Exercise instructions: Name each area of performance standards that the self-certifications cover, according to the Environmental Results Program text.

Environmental Results Program
The Environmental Results Program or "ERP" is an innovative program, readily adoptable by regulatory agencies, that can improve performance and address environmental problems.
In ERP, regulating agencies educate facilities about their environmental impacts and obligations, require them to certify as to their compliance, and track them to evaluate their environmental performance. After several years of implementation in Massachusetts, ERP has a record of improving environmental performance that could produce similar results for other state programs. The Office of Enforcement and Compliance Assurance is working with other EPA offices, states, and associations to further develop the Massachusetts program and transfer it to other states and sectors.
In a Environmental Results Program, facility owners or managers have to certify that they are in compliance at the time of the certification, and that they have systems in place to remain in compliance over the coming year. If a facility is not in compliance, facility owners or managers must complete a Return to Compliance Plan. ERP gives owners or managers the tools to do this through workbooks, written in easily accessible language, that walk the owner or manager through the facility process, showing environmental requirements, pollution prevent techniques, and worker health and safety requirements at each step of the process.
For more information, see the Executive Summary of ERP The self-certifications, which cover air, water, and waste performance standards, are signed by a senior official at the facility, usually the owner or senior manager. This creates a powerful incentive for the owners or managers of these businesses to take personal responsibility for environmental results.
Closely linked to the self-certification process and the compliance assistance tools is ERP's performance measurement methodology. In ERP, the regulatory agency, using its subject matter experts, develops a set of environmental business practice indicators (EBPIs) for each of the three industry sectors that provide a snapshot of a facility's environmental performance and enable the state to track progress and target resources. Random and targeted inspections, and enforcement, are integrated into the ERP program and are used to verify, measure, and appropriately respond to results.
Benefits of the Environmental Results Program (ERP)
- ERP can produce improved environmental business practices in business sectors and overall improved environmental performance. In addition to sector-wide improvement, compliance with particular measures can increase significantly.
In Massachusetts, in 1997 only 33 percent of dry cleaners were performing routine leak checks, but this increased to 66 percent in 2000 after implementation of the program in 1998.
- ERP can expand the universe of small businesses on record with the regulatory agency.
Massachusetts found that the number of facilities it knows about in the 3 sectors increased from about 380 to 2,200.
- With ERP, an agency can better quantify the cumulative impact of these diffuse sources.
For more information on Massachusetts Department of Environmental Protection's (DEP) ERP projects, please see their web site at www.state.ma.us/dep/erp/erphome.htm .

Records shown:
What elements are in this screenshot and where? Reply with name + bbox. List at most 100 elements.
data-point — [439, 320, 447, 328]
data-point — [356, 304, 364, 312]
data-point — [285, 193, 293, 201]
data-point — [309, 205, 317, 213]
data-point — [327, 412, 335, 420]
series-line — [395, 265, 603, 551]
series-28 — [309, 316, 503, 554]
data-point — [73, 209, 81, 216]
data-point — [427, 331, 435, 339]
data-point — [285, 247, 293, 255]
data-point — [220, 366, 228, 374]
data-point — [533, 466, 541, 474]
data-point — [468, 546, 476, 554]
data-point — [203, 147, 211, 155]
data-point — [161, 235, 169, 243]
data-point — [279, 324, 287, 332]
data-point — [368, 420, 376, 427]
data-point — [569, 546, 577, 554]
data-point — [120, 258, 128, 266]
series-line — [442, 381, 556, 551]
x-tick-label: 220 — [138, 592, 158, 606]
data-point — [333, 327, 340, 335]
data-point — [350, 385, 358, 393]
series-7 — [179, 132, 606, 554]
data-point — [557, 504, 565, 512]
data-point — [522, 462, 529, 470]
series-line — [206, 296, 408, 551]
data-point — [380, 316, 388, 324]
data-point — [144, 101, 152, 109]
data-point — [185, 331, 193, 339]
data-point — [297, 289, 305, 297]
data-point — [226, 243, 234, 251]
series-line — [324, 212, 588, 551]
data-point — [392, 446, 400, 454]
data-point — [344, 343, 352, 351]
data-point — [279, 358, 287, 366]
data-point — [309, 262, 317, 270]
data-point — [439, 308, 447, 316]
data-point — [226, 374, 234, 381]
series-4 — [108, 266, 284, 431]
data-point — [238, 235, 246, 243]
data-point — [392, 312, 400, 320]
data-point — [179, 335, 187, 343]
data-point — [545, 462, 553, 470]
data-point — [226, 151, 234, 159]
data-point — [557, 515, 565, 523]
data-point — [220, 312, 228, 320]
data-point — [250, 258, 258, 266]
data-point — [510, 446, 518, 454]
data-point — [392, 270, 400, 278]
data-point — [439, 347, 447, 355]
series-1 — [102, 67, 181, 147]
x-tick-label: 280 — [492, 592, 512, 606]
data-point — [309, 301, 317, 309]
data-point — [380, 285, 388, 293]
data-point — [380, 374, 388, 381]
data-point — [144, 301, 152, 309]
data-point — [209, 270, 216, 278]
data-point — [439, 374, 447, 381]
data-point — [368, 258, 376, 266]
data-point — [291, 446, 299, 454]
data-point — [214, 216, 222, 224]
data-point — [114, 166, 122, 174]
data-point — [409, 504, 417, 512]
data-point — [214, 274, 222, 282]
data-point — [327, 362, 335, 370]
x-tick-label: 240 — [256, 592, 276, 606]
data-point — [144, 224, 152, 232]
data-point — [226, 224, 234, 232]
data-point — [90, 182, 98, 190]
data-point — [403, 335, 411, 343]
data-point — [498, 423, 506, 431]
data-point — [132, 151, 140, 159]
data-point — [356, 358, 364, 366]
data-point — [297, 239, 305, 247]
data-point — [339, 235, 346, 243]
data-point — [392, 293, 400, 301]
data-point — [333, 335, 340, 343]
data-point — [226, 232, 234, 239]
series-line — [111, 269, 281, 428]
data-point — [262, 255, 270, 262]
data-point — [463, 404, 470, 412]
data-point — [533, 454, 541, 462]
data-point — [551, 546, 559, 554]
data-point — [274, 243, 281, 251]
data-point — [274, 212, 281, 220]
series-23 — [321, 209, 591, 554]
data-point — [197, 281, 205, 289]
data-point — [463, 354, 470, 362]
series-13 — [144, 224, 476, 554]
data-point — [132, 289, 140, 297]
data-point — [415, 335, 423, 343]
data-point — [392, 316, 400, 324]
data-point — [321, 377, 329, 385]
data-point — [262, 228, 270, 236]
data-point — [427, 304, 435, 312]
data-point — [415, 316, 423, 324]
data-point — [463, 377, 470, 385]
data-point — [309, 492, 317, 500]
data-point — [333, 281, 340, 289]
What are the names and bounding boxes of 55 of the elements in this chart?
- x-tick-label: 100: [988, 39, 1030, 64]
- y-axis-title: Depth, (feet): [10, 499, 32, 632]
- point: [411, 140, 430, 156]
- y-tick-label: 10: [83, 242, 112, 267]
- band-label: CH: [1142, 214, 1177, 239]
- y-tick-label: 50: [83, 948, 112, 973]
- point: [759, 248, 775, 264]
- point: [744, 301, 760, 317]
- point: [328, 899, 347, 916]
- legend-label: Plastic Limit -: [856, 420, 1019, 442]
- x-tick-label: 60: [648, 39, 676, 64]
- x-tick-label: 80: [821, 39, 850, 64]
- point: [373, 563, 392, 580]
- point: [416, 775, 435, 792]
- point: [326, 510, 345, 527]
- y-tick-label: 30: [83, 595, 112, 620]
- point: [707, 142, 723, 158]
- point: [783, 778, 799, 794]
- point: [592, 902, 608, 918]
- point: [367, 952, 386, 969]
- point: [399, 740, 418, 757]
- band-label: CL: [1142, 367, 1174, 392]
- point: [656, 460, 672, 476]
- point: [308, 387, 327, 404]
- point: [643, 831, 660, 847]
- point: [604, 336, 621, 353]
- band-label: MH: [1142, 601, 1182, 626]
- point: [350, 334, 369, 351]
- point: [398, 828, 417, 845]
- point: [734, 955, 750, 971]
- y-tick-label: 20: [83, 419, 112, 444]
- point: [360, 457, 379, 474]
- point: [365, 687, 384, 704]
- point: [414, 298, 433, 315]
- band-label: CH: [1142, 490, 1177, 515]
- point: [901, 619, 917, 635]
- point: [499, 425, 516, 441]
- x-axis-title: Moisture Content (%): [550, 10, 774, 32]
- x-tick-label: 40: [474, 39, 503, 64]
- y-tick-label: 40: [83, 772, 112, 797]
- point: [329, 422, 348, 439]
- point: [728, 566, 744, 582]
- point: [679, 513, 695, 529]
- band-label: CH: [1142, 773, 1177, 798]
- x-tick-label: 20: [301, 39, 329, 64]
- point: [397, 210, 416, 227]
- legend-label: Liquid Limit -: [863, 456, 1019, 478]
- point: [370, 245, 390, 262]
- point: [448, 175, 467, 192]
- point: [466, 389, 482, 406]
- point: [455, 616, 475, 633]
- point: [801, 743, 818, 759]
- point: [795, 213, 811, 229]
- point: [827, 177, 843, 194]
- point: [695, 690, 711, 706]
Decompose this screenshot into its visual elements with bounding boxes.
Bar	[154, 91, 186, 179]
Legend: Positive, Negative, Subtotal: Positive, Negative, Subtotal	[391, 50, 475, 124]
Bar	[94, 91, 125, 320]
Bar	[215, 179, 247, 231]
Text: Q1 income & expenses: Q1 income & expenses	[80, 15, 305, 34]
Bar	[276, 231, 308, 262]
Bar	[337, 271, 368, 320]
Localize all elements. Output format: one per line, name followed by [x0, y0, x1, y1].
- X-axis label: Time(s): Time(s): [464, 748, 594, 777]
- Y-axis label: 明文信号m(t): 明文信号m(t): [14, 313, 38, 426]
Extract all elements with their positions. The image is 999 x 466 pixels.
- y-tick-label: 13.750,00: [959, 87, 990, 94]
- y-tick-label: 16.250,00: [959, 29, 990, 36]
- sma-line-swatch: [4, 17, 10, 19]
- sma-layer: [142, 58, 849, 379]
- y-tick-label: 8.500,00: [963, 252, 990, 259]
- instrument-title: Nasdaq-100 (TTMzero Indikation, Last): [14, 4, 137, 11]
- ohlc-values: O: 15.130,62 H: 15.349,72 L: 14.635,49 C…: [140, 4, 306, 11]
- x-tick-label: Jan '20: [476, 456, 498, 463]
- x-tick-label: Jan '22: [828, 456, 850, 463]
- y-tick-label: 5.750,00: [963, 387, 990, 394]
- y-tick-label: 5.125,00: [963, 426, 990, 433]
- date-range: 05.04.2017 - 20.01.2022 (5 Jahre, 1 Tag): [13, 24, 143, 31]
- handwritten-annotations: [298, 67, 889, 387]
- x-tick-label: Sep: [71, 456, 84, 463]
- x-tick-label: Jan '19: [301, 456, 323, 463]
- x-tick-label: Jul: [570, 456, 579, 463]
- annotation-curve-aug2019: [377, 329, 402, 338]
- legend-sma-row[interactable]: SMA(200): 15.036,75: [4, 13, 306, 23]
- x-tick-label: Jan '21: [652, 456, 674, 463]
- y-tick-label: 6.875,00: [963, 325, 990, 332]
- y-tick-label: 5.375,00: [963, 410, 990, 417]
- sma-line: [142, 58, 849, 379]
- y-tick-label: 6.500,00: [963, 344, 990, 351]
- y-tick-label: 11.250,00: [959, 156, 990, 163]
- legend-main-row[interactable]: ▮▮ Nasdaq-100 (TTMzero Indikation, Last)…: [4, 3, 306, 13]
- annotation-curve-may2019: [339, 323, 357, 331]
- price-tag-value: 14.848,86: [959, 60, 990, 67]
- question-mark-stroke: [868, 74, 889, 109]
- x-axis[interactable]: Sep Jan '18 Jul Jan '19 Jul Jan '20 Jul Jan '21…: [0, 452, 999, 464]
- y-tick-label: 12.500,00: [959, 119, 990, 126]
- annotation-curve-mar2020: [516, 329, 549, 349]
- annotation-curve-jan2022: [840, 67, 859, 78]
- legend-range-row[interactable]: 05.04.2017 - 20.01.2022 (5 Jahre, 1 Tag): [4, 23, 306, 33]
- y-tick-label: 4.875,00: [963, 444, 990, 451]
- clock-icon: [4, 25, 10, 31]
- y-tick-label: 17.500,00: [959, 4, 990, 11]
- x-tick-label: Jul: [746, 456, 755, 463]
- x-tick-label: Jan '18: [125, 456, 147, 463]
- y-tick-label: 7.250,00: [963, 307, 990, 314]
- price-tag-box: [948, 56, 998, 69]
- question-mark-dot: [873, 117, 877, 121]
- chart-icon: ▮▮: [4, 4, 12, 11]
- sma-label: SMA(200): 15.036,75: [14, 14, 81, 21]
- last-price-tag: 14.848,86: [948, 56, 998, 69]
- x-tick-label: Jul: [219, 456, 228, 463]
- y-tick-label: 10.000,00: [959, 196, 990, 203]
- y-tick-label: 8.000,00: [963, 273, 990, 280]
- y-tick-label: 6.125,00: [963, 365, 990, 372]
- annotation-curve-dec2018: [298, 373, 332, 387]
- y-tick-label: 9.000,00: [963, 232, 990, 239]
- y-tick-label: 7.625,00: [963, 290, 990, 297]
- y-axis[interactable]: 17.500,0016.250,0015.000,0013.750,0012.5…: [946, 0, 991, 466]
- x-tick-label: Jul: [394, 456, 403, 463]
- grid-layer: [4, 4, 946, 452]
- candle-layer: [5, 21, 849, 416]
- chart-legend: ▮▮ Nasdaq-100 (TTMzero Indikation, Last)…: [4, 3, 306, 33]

Solved problem: Air, water, and waste.